Work to do — In the listing below, pick out lines with "como".

========================

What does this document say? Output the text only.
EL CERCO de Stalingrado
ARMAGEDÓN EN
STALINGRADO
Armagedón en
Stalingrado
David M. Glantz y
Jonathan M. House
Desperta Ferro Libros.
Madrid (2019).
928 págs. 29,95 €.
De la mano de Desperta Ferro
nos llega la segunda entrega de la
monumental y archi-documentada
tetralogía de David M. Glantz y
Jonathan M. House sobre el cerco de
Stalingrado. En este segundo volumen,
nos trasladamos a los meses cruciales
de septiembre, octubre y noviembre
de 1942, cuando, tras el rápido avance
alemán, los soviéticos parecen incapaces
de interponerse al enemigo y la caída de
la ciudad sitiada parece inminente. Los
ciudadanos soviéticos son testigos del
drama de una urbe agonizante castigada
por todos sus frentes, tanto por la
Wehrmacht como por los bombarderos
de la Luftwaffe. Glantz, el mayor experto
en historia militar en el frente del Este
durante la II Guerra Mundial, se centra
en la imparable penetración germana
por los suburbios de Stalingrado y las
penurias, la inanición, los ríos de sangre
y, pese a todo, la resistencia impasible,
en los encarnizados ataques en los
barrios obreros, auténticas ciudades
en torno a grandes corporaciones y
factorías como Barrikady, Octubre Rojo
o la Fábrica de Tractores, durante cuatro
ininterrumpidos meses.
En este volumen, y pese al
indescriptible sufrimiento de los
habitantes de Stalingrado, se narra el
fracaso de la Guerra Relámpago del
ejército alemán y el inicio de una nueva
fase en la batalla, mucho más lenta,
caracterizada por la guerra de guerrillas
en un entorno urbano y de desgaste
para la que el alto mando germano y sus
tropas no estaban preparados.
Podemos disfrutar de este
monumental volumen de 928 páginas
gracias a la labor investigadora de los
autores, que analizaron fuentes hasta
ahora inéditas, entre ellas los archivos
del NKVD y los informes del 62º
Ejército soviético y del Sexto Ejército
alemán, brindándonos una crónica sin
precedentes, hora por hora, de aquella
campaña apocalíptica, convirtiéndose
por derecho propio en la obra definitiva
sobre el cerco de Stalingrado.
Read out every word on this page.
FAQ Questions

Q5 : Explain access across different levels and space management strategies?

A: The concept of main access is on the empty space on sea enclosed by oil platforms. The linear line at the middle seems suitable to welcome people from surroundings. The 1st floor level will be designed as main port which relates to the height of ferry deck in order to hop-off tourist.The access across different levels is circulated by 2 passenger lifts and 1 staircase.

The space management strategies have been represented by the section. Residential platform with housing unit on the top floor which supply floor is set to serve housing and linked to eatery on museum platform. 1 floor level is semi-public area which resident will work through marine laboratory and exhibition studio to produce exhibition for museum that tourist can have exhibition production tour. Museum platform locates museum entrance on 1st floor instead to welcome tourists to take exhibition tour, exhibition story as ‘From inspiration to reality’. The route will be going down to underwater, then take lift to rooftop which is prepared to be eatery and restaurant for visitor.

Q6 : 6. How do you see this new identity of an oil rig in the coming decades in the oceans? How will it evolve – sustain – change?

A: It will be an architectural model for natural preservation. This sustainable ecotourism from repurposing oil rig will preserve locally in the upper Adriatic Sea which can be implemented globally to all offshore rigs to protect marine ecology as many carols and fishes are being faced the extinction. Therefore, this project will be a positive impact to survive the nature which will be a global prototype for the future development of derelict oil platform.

========================

Response to this task —
Wehrmacht como por los bombarderos
factorías como Barrikady, Octubre Rojo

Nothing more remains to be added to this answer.